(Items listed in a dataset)
Start

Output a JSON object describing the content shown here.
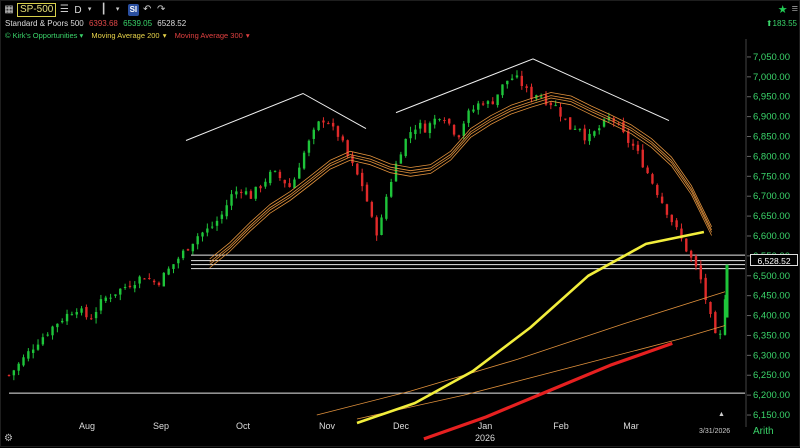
{
  "toolbar": {
    "symbol": "SP-500",
    "period": "D",
    "si_label": "SI",
    "icons": [
      "grid-icon",
      "list-icon",
      "candlestick-icon",
      "undo-icon",
      "redo-icon"
    ]
  },
  "header": {
    "name": "Standard & Poors 500",
    "low": "6393.68",
    "high": "6539.05",
    "last": "6528.52",
    "change": "183.55"
  },
  "legend": {
    "study1": "© Kirk's Opportunities",
    "study2": "Moving Average 200",
    "study3": "Moving Average 300"
  },
  "colors": {
    "up": "#1ec43a",
    "down": "#e02a2a",
    "ma200": "#f2ee3c",
    "ma300": "#e62020",
    "bands": "#e0913c",
    "axis_text": "#3ad46a"
  },
  "price_label": "6,528.52",
  "chart_data": {
    "type": "candlestick",
    "y_ticks": [
      "7,050.00",
      "7,000.00",
      "6,950.00",
      "6,900.00",
      "6,850.00",
      "6,800.00",
      "6,750.00",
      "6,700.00",
      "6,650.00",
      "6,600.00",
      "6,550.00",
      "6,500.00",
      "6,450.00",
      "6,400.00",
      "6,350.00",
      "6,300.00",
      "6,250.00",
      "6,200.00",
      "6,150.00"
    ],
    "ylim": [
      6140,
      7075
    ],
    "x_months": [
      "Aug",
      "Sep",
      "Oct",
      "Nov",
      "Dec",
      "Jan",
      "Feb",
      "Mar"
    ],
    "x_year": "2026",
    "last_date": "3/31/2026",
    "scale": "Arith",
    "close_path": [
      [
        0,
        6250
      ],
      [
        8,
        6280
      ],
      [
        20,
        6330
      ],
      [
        35,
        6380
      ],
      [
        50,
        6420
      ],
      [
        60,
        6390
      ],
      [
        70,
        6440
      ],
      [
        85,
        6470
      ],
      [
        100,
        6500
      ],
      [
        110,
        6480
      ],
      [
        120,
        6520
      ],
      [
        130,
        6560
      ],
      [
        140,
        6600
      ],
      [
        150,
        6620
      ],
      [
        158,
        6650
      ],
      [
        165,
        6700
      ],
      [
        172,
        6720
      ],
      [
        180,
        6700
      ],
      [
        188,
        6730
      ],
      [
        196,
        6760
      ],
      [
        204,
        6740
      ],
      [
        210,
        6720
      ],
      [
        217,
        6790
      ],
      [
        224,
        6840
      ],
      [
        230,
        6880
      ],
      [
        236,
        6900
      ],
      [
        240,
        6870
      ],
      [
        246,
        6850
      ],
      [
        252,
        6800
      ],
      [
        258,
        6760
      ],
      [
        264,
        6720
      ],
      [
        270,
        6640
      ],
      [
        275,
        6600
      ],
      [
        280,
        6690
      ],
      [
        286,
        6760
      ],
      [
        292,
        6820
      ],
      [
        298,
        6860
      ],
      [
        304,
        6880
      ],
      [
        310,
        6870
      ],
      [
        316,
        6890
      ],
      [
        322,
        6910
      ],
      [
        328,
        6880
      ],
      [
        334,
        6850
      ],
      [
        340,
        6900
      ],
      [
        346,
        6920
      ],
      [
        352,
        6940
      ],
      [
        358,
        6930
      ],
      [
        364,
        6960
      ],
      [
        370,
        6990
      ],
      [
        376,
        7000
      ],
      [
        382,
        6980
      ],
      [
        388,
        6950
      ],
      [
        394,
        6960
      ],
      [
        400,
        6940
      ],
      [
        406,
        6930
      ],
      [
        412,
        6900
      ],
      [
        418,
        6870
      ],
      [
        424,
        6880
      ],
      [
        430,
        6840
      ],
      [
        436,
        6860
      ],
      [
        442,
        6880
      ],
      [
        448,
        6900
      ],
      [
        454,
        6870
      ],
      [
        460,
        6840
      ],
      [
        466,
        6820
      ],
      [
        472,
        6780
      ],
      [
        478,
        6740
      ],
      [
        484,
        6700
      ],
      [
        490,
        6660
      ],
      [
        496,
        6620
      ],
      [
        502,
        6580
      ],
      [
        508,
        6540
      ],
      [
        514,
        6500
      ],
      [
        520,
        6420
      ],
      [
        526,
        6340
      ],
      [
        530,
        6350
      ],
      [
        535,
        6528
      ]
    ],
    "ma200": [
      [
        0,
        6130
      ],
      [
        60,
        6180
      ],
      [
        120,
        6260
      ],
      [
        180,
        6370
      ],
      [
        240,
        6500
      ],
      [
        300,
        6580
      ],
      [
        360,
        6610
      ],
      [
        420,
        6625
      ],
      [
        470,
        6640
      ],
      [
        500,
        6645
      ],
      [
        535,
        6648
      ]
    ],
    "ma300": [
      [
        0,
        6090
      ],
      [
        80,
        6145
      ],
      [
        160,
        6210
      ],
      [
        240,
        6275
      ],
      [
        320,
        6330
      ],
      [
        400,
        6350
      ],
      [
        470,
        6360
      ],
      [
        535,
        6365
      ]
    ],
    "horizontal_levels": [
      6552,
      6538,
      6528,
      6518,
      6205
    ],
    "trendlines": [
      [
        [
          185,
          6840
        ],
        [
          302,
          6958
        ],
        [
          365,
          6870
        ]
      ],
      [
        [
          395,
          6910
        ],
        [
          532,
          7045
        ],
        [
          668,
          6890
        ]
      ]
    ]
  }
}
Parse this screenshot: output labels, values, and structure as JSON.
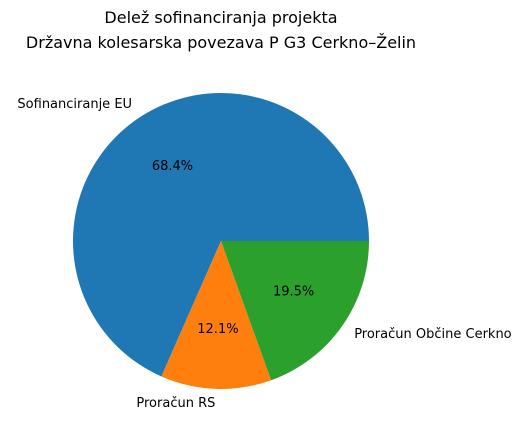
{
  "chart_data": {
    "type": "pie",
    "title_lines": [
      "Delež sofinanciranja projekta",
      "Državna kolesarska povezava P G3 Cerkno–Želin"
    ],
    "start_angle_deg": 0,
    "direction": "counterclockwise",
    "slices": [
      {
        "label": "Sofinanciranje EU",
        "value": 68.4,
        "pct_label": "68.4%",
        "color": "#1f77b4"
      },
      {
        "label": "Proračun RS",
        "value": 12.1,
        "pct_label": "12.1%",
        "color": "#ff7f0e"
      },
      {
        "label": "Proračun Občine Cerkno",
        "value": 19.5,
        "pct_label": "19.5%",
        "color": "#2ca02c"
      }
    ]
  }
}
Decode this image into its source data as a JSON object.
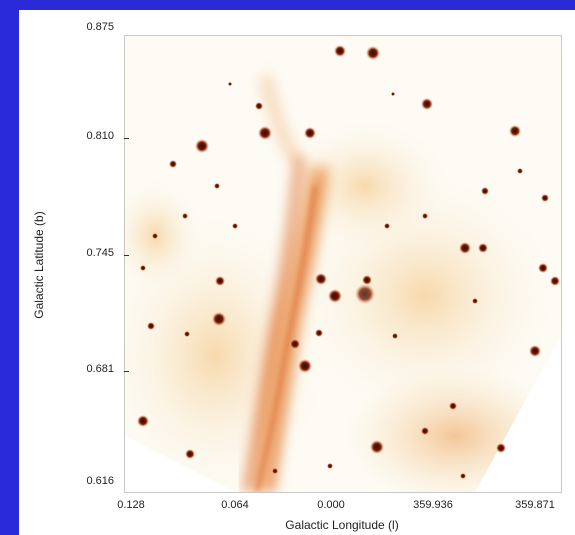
{
  "figure": {
    "y_axis_title": "Galactic Latitude (b)",
    "x_axis_title": "Galactic Longitude (l)",
    "y_ticks": [
      "0.875",
      "0.810",
      "0.745",
      "0.681",
      "0.616"
    ],
    "x_ticks": [
      "0.128",
      "0.064",
      "0.000",
      "359.936",
      "359.871"
    ]
  },
  "colors": {
    "background": "#2a2ad8",
    "panel": "#ffffff",
    "emission_light": "#f6d9a2",
    "emission_mid": "#ec9a4c",
    "emission_strong": "#d8561a",
    "star_core": "#2a0a00",
    "star_halo": "#c2410c"
  }
}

End

- _WORK TO DO_: Set the listing down in full and exactly. Pictures within it should not appear in the copy.

- _RESULT FOR THIS EXERCISE_:
Output a JSON object describing the content shown here.
{
  "toolbar": {
    "symbol": "SP-500",
    "period": "D",
    "si_label": "SI",
    "icons": [
      "grid-icon",
      "list-icon",
      "candlestick-icon",
      "undo-icon",
      "redo-icon"
    ]
  },
  "header": {
    "name": "Standard & Poors 500",
    "low": "6393.68",
    "high": "6539.05",
    "last": "6528.52",
    "change": "183.55"
  },
  "legend": {
    "study1": "© Kirk's Opportunities",
    "study2": "Moving Average 200",
    "study3": "Moving Average 300"
  },
  "colors": {
    "up": "#1ec43a",
    "down": "#e02a2a",
    "ma200": "#f2ee3c",
    "ma300": "#e62020",
    "bands": "#e0913c",
    "axis_text": "#3ad46a"
  },
  "price_label": "6,528.52",
  "chart_data": {
    "type": "candlestick",
    "y_ticks": [
      "7,050.00",
      "7,000.00",
      "6,950.00",
      "6,900.00",
      "6,850.00",
      "6,800.00",
      "6,750.00",
      "6,700.00",
      "6,650.00",
      "6,600.00",
      "6,550.00",
      "6,500.00",
      "6,450.00",
      "6,400.00",
      "6,350.00",
      "6,300.00",
      "6,250.00",
      "6,200.00",
      "6,150.00"
    ],
    "ylim": [
      6140,
      7075
    ],
    "x_months": [
      "Aug",
      "Sep",
      "Oct",
      "Nov",
      "Dec",
      "Jan",
      "Feb",
      "Mar"
    ],
    "x_year": "2026",
    "last_date": "3/31/2026",
    "scale": "Arith",
    "close_path": [
      [
        0,
        6250
      ],
      [
        8,
        6280
      ],
      [
        20,
        6330
      ],
      [
        35,
        6380
      ],
      [
        50,
        6420
      ],
      [
        60,
        6390
      ],
      [
        70,
        6440
      ],
      [
        85,
        6470
      ],
      [
        100,
        6500
      ],
      [
        110,
        6480
      ],
      [
        120,
        6520
      ],
      [
        130,
        6560
      ],
      [
        140,
        6600
      ],
      [
        150,
        6620
      ],
      [
        158,
        6650
      ],
      [
        165,
        6700
      ],
      [
        172,
        6720
      ],
      [
        180,
        6700
      ],
      [
        188,
        6730
      ],
      [
        196,
        6760
      ],
      [
        204,
        6740
      ],
      [
        210,
        6720
      ],
      [
        217,
        6790
      ],
      [
        224,
        6840
      ],
      [
        230,
        6880
      ],
      [
        236,
        6900
      ],
      [
        240,
        6870
      ],
      [
        246,
        6850
      ],
      [
        252,
        6800
      ],
      [
        258,
        6760
      ],
      [
        264,
        6720
      ],
      [
        270,
        6640
      ],
      [
        275,
        6600
      ],
      [
        280,
        6690
      ],
      [
        286,
        6760
      ],
      [
        292,
        6820
      ],
      [
        298,
        6860
      ],
      [
        304,
        6880
      ],
      [
        310,
        6870
      ],
      [
        316,
        6890
      ],
      [
        322,
        6910
      ],
      [
        328,
        6880
      ],
      [
        334,
        6850
      ],
      [
        340,
        6900
      ],
      [
        346,
        6920
      ],
      [
        352,
        6940
      ],
      [
        358,
        6930
      ],
      [
        364,
        6960
      ],
      [
        370,
        6990
      ],
      [
        376,
        7000
      ],
      [
        382,
        6980
      ],
      [
        388,
        6950
      ],
      [
        394,
        6960
      ],
      [
        400,
        6940
      ],
      [
        406,
        6930
      ],
      [
        412,
        6900
      ],
      [
        418,
        6870
      ],
      [
        424,
        6880
      ],
      [
        430,
        6840
      ],
      [
        436,
        6860
      ],
      [
        442,
        6880
      ],
      [
        448,
        6900
      ],
      [
        454,
        6870
      ],
      [
        460,
        6840
      ],
      [
        466,
        6820
      ],
      [
        472,
        6780
      ],
      [
        478,
        6740
      ],
      [
        484,
        6700
      ],
      [
        490,
        6660
      ],
      [
        496,
        6620
      ],
      [
        502,
        6580
      ],
      [
        508,
        6540
      ],
      [
        514,
        6500
      ],
      [
        520,
        6420
      ],
      [
        526,
        6340
      ],
      [
        530,
        6350
      ],
      [
        535,
        6528
      ]
    ],
    "ma200": [
      [
        0,
        6130
      ],
      [
        60,
        6180
      ],
      [
        120,
        6260
      ],
      [
        180,
        6370
      ],
      [
        240,
        6500
      ],
      [
        300,
        6580
      ],
      [
        360,
        6610
      ],
      [
        420,
        6625
      ],
      [
        470,
        6640
      ],
      [
        500,
        6645
      ],
      [
        535,
        6648
      ]
    ],
    "ma300": [
      [
        0,
        6090
      ],
      [
        80,
        6145
      ],
      [
        160,
        6210
      ],
      [
        240,
        6275
      ],
      [
        320,
        6330
      ],
      [
        400,
        6350
      ],
      [
        470,
        6360
      ],
      [
        535,
        6365
      ]
    ],
    "horizontal_levels": [
      6552,
      6538,
      6528,
      6518,
      6205
    ],
    "trendlines": [
      [
        [
          185,
          6840
        ],
        [
          302,
          6958
        ],
        [
          365,
          6870
        ]
      ],
      [
        [
          395,
          6910
        ],
        [
          532,
          7045
        ],
        [
          668,
          6890
        ]
      ]
    ]
  }
}
Parse this screenshot: output labels, values, and structure as JSON.
{
  "chart_data": {
    "type": "pie",
    "title_lines": [
      "Delež sofinanciranja projekta",
      "Državna kolesarska povezava P G3 Cerkno–Želin"
    ],
    "start_angle_deg": 0,
    "direction": "counterclockwise",
    "slices": [
      {
        "label": "Sofinanciranje EU",
        "value": 68.4,
        "pct_label": "68.4%",
        "color": "#1f77b4"
      },
      {
        "label": "Proračun RS",
        "value": 12.1,
        "pct_label": "12.1%",
        "color": "#ff7f0e"
      },
      {
        "label": "Proračun Občine Cerkno",
        "value": 19.5,
        "pct_label": "19.5%",
        "color": "#2ca02c"
      }
    ]
  }
}
Decode this image into its source data as a JSON object.
{
  "figure": {
    "y_axis_title": "Galactic Latitude (b)",
    "x_axis_title": "Galactic Longitude (l)",
    "y_ticks": [
      "0.875",
      "0.810",
      "0.745",
      "0.681",
      "0.616"
    ],
    "x_ticks": [
      "0.128",
      "0.064",
      "0.000",
      "359.936",
      "359.871"
    ]
  },
  "colors": {
    "background": "#2a2ad8",
    "panel": "#ffffff",
    "emission_light": "#f6d9a2",
    "emission_mid": "#ec9a4c",
    "emission_strong": "#d8561a",
    "star_core": "#2a0a00",
    "star_halo": "#c2410c"
  }
}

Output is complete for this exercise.